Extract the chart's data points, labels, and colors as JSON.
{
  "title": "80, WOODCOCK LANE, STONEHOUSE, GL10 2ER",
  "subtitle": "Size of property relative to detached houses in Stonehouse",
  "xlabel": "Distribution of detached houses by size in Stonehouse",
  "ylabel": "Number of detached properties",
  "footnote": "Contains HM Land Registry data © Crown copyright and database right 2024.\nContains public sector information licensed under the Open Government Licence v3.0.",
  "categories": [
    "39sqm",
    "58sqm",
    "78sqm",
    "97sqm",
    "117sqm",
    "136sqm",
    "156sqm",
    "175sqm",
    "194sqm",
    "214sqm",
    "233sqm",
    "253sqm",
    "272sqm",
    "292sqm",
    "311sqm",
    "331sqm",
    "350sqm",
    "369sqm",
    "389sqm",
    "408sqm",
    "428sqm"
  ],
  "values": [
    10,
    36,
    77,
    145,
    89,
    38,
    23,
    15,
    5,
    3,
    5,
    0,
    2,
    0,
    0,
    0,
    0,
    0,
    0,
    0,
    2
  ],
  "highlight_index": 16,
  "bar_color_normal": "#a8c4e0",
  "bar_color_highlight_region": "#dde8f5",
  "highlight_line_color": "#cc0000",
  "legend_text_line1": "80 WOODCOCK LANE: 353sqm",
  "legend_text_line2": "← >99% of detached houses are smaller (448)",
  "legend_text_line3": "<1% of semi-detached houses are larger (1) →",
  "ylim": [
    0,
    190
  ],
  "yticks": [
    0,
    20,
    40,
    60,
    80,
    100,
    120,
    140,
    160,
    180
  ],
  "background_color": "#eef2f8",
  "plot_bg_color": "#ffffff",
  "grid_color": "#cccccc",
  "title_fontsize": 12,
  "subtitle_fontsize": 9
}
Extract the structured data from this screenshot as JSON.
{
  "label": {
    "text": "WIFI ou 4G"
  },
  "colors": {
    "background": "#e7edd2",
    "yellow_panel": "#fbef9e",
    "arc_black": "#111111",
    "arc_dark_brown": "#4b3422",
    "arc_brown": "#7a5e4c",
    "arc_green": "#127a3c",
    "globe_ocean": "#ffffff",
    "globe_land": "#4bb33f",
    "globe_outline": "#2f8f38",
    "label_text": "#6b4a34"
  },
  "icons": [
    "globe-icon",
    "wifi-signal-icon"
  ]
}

WHAT THIS TASK INVOLVES
Repeat the material from above exactly, word for word.

CORRECT RESULT
Extract the chart's data points, labels, and colors as JSON.
{
  "title": "80, WOODCOCK LANE, STONEHOUSE, GL10 2ER",
  "subtitle": "Size of property relative to detached houses in Stonehouse",
  "xlabel": "Distribution of detached houses by size in Stonehouse",
  "ylabel": "Number of detached properties",
  "footnote": "Contains HM Land Registry data © Crown copyright and database right 2024.\nContains public sector information licensed under the Open Government Licence v3.0.",
  "categories": [
    "39sqm",
    "58sqm",
    "78sqm",
    "97sqm",
    "117sqm",
    "136sqm",
    "156sqm",
    "175sqm",
    "194sqm",
    "214sqm",
    "233sqm",
    "253sqm",
    "272sqm",
    "292sqm",
    "311sqm",
    "331sqm",
    "350sqm",
    "369sqm",
    "389sqm",
    "408sqm",
    "428sqm"
  ],
  "values": [
    10,
    36,
    77,
    145,
    89,
    38,
    23,
    15,
    5,
    3,
    5,
    0,
    2,
    0,
    0,
    0,
    0,
    0,
    0,
    0,
    2
  ],
  "highlight_index": 16,
  "bar_color_normal": "#a8c4e0",
  "bar_color_highlight_region": "#dde8f5",
  "highlight_line_color": "#cc0000",
  "legend_text_line1": "80 WOODCOCK LANE: 353sqm",
  "legend_text_line2": "← >99% of detached houses are smaller (448)",
  "legend_text_line3": "<1% of semi-detached houses are larger (1) →",
  "ylim": [
    0,
    190
  ],
  "yticks": [
    0,
    20,
    40,
    60,
    80,
    100,
    120,
    140,
    160,
    180
  ],
  "background_color": "#eef2f8",
  "plot_bg_color": "#ffffff",
  "grid_color": "#cccccc",
  "title_fontsize": 12,
  "subtitle_fontsize": 9
}
Extract the structured data from this screenshot as JSON.
{
  "label": {
    "text": "WIFI ou 4G"
  },
  "colors": {
    "background": "#e7edd2",
    "yellow_panel": "#fbef9e",
    "arc_black": "#111111",
    "arc_dark_brown": "#4b3422",
    "arc_brown": "#7a5e4c",
    "arc_green": "#127a3c",
    "globe_ocean": "#ffffff",
    "globe_land": "#4bb33f",
    "globe_outline": "#2f8f38",
    "label_text": "#6b4a34"
  },
  "icons": [
    "globe-icon",
    "wifi-signal-icon"
  ]
}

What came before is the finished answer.